----- MATERIAL FOR THE TASK -----
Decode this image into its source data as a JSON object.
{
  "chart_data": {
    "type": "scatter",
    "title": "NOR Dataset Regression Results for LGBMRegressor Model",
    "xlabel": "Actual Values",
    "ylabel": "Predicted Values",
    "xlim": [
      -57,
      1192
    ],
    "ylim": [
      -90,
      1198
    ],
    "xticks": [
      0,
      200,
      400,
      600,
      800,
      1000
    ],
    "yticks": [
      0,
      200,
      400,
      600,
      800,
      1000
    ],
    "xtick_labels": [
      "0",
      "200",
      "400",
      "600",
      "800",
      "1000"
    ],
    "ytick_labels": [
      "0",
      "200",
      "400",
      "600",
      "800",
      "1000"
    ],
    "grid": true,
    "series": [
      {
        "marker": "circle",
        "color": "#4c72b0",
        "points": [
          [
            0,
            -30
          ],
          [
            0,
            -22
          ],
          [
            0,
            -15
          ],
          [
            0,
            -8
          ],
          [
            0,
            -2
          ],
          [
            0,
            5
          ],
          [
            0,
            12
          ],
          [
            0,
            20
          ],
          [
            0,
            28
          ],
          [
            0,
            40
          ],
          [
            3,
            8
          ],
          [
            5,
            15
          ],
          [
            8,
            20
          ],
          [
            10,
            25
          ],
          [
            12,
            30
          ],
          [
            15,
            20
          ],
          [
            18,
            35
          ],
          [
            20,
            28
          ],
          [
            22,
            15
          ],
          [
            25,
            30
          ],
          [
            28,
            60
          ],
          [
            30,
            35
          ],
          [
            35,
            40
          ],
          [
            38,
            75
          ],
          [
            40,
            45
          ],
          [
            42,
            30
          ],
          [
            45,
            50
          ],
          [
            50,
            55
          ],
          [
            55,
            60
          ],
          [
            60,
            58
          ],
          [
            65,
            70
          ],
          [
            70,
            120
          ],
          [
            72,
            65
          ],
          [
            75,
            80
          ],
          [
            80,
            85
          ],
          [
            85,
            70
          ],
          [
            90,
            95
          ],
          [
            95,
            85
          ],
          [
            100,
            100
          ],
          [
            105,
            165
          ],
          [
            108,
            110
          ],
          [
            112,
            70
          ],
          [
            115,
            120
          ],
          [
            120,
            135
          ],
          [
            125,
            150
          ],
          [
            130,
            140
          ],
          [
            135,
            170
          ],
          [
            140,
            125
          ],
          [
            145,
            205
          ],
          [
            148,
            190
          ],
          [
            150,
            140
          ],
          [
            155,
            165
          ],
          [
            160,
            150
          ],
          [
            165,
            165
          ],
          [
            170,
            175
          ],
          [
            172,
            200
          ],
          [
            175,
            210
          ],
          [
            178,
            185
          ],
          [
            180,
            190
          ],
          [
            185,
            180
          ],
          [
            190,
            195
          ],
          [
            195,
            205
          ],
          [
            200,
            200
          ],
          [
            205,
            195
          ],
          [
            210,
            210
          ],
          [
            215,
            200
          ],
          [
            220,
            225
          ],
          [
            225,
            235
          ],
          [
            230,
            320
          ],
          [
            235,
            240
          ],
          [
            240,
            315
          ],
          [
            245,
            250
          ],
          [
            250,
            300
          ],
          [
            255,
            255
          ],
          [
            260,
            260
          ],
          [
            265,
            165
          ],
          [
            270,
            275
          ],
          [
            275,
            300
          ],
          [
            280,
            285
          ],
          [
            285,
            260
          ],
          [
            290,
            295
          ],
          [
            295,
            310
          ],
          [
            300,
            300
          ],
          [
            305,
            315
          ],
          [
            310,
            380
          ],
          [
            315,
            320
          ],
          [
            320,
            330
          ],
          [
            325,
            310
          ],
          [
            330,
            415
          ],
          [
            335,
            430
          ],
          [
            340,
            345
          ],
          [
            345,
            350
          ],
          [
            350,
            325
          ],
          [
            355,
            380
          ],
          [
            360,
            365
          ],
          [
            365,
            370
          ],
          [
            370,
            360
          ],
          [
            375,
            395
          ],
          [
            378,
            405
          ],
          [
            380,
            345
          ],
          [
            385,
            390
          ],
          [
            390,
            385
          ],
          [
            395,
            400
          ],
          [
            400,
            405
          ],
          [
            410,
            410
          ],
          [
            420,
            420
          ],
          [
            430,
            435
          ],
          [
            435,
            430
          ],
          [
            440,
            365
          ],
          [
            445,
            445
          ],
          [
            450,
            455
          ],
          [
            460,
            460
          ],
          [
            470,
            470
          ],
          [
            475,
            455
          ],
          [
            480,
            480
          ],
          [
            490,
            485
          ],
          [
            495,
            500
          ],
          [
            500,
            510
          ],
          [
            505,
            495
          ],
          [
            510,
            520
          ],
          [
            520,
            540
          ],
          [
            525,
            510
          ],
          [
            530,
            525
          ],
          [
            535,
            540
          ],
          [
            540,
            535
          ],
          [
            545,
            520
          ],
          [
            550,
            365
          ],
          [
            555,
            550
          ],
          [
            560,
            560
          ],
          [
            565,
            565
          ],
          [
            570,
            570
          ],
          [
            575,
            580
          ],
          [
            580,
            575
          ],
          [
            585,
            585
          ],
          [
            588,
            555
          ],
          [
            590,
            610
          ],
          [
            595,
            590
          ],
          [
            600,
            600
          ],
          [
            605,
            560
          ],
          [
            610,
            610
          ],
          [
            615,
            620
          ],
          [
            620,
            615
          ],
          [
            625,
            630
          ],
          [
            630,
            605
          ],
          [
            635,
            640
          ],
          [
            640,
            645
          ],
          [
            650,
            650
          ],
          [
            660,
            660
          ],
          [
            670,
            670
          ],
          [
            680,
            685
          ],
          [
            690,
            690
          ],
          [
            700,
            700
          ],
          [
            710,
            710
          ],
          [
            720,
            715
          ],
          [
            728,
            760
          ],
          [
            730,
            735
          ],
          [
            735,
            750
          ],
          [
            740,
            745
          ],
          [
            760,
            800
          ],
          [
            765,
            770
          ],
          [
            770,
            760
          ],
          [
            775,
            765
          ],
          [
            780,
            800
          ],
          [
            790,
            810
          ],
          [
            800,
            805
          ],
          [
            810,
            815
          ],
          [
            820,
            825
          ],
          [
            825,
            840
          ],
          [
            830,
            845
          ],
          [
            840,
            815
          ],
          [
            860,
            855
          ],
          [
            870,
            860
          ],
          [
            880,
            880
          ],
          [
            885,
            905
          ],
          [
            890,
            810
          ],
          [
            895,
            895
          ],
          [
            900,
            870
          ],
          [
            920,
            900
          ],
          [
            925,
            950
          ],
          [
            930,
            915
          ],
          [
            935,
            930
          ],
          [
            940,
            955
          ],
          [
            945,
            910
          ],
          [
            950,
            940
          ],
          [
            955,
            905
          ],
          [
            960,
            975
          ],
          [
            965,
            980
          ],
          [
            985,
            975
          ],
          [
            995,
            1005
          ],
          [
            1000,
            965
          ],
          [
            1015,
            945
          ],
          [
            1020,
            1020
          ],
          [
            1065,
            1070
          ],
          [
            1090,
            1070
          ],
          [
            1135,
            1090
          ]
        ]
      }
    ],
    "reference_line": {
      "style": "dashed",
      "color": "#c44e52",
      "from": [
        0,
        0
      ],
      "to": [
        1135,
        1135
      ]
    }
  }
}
-----
> _WORK INSTRUCTIONS_: Every record should be given again exactly.

> _OUTPUT_:
Decode this image into its source data as a JSON object.
{
  "chart_data": {
    "type": "scatter",
    "title": "NOR Dataset Regression Results for LGBMRegressor Model",
    "xlabel": "Actual Values",
    "ylabel": "Predicted Values",
    "xlim": [
      -57,
      1192
    ],
    "ylim": [
      -90,
      1198
    ],
    "xticks": [
      0,
      200,
      400,
      600,
      800,
      1000
    ],
    "yticks": [
      0,
      200,
      400,
      600,
      800,
      1000
    ],
    "xtick_labels": [
      "0",
      "200",
      "400",
      "600",
      "800",
      "1000"
    ],
    "ytick_labels": [
      "0",
      "200",
      "400",
      "600",
      "800",
      "1000"
    ],
    "grid": true,
    "series": [
      {
        "marker": "circle",
        "color": "#4c72b0",
        "points": [
          [
            0,
            -30
          ],
          [
            0,
            -22
          ],
          [
            0,
            -15
          ],
          [
            0,
            -8
          ],
          [
            0,
            -2
          ],
          [
            0,
            5
          ],
          [
            0,
            12
          ],
          [
            0,
            20
          ],
          [
            0,
            28
          ],
          [
            0,
            40
          ],
          [
            3,
            8
          ],
          [
            5,
            15
          ],
          [
            8,
            20
          ],
          [
            10,
            25
          ],
          [
            12,
            30
          ],
          [
            15,
            20
          ],
          [
            18,
            35
          ],
          [
            20,
            28
          ],
          [
            22,
            15
          ],
          [
            25,
            30
          ],
          [
            28,
            60
          ],
          [
            30,
            35
          ],
          [
            35,
            40
          ],
          [
            38,
            75
          ],
          [
            40,
            45
          ],
          [
            42,
            30
          ],
          [
            45,
            50
          ],
          [
            50,
            55
          ],
          [
            55,
            60
          ],
          [
            60,
            58
          ],
          [
            65,
            70
          ],
          [
            70,
            120
          ],
          [
            72,
            65
          ],
          [
            75,
            80
          ],
          [
            80,
            85
          ],
          [
            85,
            70
          ],
          [
            90,
            95
          ],
          [
            95,
            85
          ],
          [
            100,
            100
          ],
          [
            105,
            165
          ],
          [
            108,
            110
          ],
          [
            112,
            70
          ],
          [
            115,
            120
          ],
          [
            120,
            135
          ],
          [
            125,
            150
          ],
          [
            130,
            140
          ],
          [
            135,
            170
          ],
          [
            140,
            125
          ],
          [
            145,
            205
          ],
          [
            148,
            190
          ],
          [
            150,
            140
          ],
          [
            155,
            165
          ],
          [
            160,
            150
          ],
          [
            165,
            165
          ],
          [
            170,
            175
          ],
          [
            172,
            200
          ],
          [
            175,
            210
          ],
          [
            178,
            185
          ],
          [
            180,
            190
          ],
          [
            185,
            180
          ],
          [
            190,
            195
          ],
          [
            195,
            205
          ],
          [
            200,
            200
          ],
          [
            205,
            195
          ],
          [
            210,
            210
          ],
          [
            215,
            200
          ],
          [
            220,
            225
          ],
          [
            225,
            235
          ],
          [
            230,
            320
          ],
          [
            235,
            240
          ],
          [
            240,
            315
          ],
          [
            245,
            250
          ],
          [
            250,
            300
          ],
          [
            255,
            255
          ],
          [
            260,
            260
          ],
          [
            265,
            165
          ],
          [
            270,
            275
          ],
          [
            275,
            300
          ],
          [
            280,
            285
          ],
          [
            285,
            260
          ],
          [
            290,
            295
          ],
          [
            295,
            310
          ],
          [
            300,
            300
          ],
          [
            305,
            315
          ],
          [
            310,
            380
          ],
          [
            315,
            320
          ],
          [
            320,
            330
          ],
          [
            325,
            310
          ],
          [
            330,
            415
          ],
          [
            335,
            430
          ],
          [
            340,
            345
          ],
          [
            345,
            350
          ],
          [
            350,
            325
          ],
          [
            355,
            380
          ],
          [
            360,
            365
          ],
          [
            365,
            370
          ],
          [
            370,
            360
          ],
          [
            375,
            395
          ],
          [
            378,
            405
          ],
          [
            380,
            345
          ],
          [
            385,
            390
          ],
          [
            390,
            385
          ],
          [
            395,
            400
          ],
          [
            400,
            405
          ],
          [
            410,
            410
          ],
          [
            420,
            420
          ],
          [
            430,
            435
          ],
          [
            435,
            430
          ],
          [
            440,
            365
          ],
          [
            445,
            445
          ],
          [
            450,
            455
          ],
          [
            460,
            460
          ],
          [
            470,
            470
          ],
          [
            475,
            455
          ],
          [
            480,
            480
          ],
          [
            490,
            485
          ],
          [
            495,
            500
          ],
          [
            500,
            510
          ],
          [
            505,
            495
          ],
          [
            510,
            520
          ],
          [
            520,
            540
          ],
          [
            525,
            510
          ],
          [
            530,
            525
          ],
          [
            535,
            540
          ],
          [
            540,
            535
          ],
          [
            545,
            520
          ],
          [
            550,
            365
          ],
          [
            555,
            550
          ],
          [
            560,
            560
          ],
          [
            565,
            565
          ],
          [
            570,
            570
          ],
          [
            575,
            580
          ],
          [
            580,
            575
          ],
          [
            585,
            585
          ],
          [
            588,
            555
          ],
          [
            590,
            610
          ],
          [
            595,
            590
          ],
          [
            600,
            600
          ],
          [
            605,
            560
          ],
          [
            610,
            610
          ],
          [
            615,
            620
          ],
          [
            620,
            615
          ],
          [
            625,
            630
          ],
          [
            630,
            605
          ],
          [
            635,
            640
          ],
          [
            640,
            645
          ],
          [
            650,
            650
          ],
          [
            660,
            660
          ],
          [
            670,
            670
          ],
          [
            680,
            685
          ],
          [
            690,
            690
          ],
          [
            700,
            700
          ],
          [
            710,
            710
          ],
          [
            720,
            715
          ],
          [
            728,
            760
          ],
          [
            730,
            735
          ],
          [
            735,
            750
          ],
          [
            740,
            745
          ],
          [
            760,
            800
          ],
          [
            765,
            770
          ],
          [
            770,
            760
          ],
          [
            775,
            765
          ],
          [
            780,
            800
          ],
          [
            790,
            810
          ],
          [
            800,
            805
          ],
          [
            810,
            815
          ],
          [
            820,
            825
          ],
          [
            825,
            840
          ],
          [
            830,
            845
          ],
          [
            840,
            815
          ],
          [
            860,
            855
          ],
          [
            870,
            860
          ],
          [
            880,
            880
          ],
          [
            885,
            905
          ],
          [
            890,
            810
          ],
          [
            895,
            895
          ],
          [
            900,
            870
          ],
          [
            920,
            900
          ],
          [
            925,
            950
          ],
          [
            930,
            915
          ],
          [
            935,
            930
          ],
          [
            940,
            955
          ],
          [
            945,
            910
          ],
          [
            950,
            940
          ],
          [
            955,
            905
          ],
          [
            960,
            975
          ],
          [
            965,
            980
          ],
          [
            985,
            975
          ],
          [
            995,
            1005
          ],
          [
            1000,
            965
          ],
          [
            1015,
            945
          ],
          [
            1020,
            1020
          ],
          [
            1065,
            1070
          ],
          [
            1090,
            1070
          ],
          [
            1135,
            1090
          ]
        ]
      }
    ],
    "reference_line": {
      "style": "dashed",
      "color": "#c44e52",
      "from": [
        0,
        0
      ],
      "to": [
        1135,
        1135
      ]
    }
  }
}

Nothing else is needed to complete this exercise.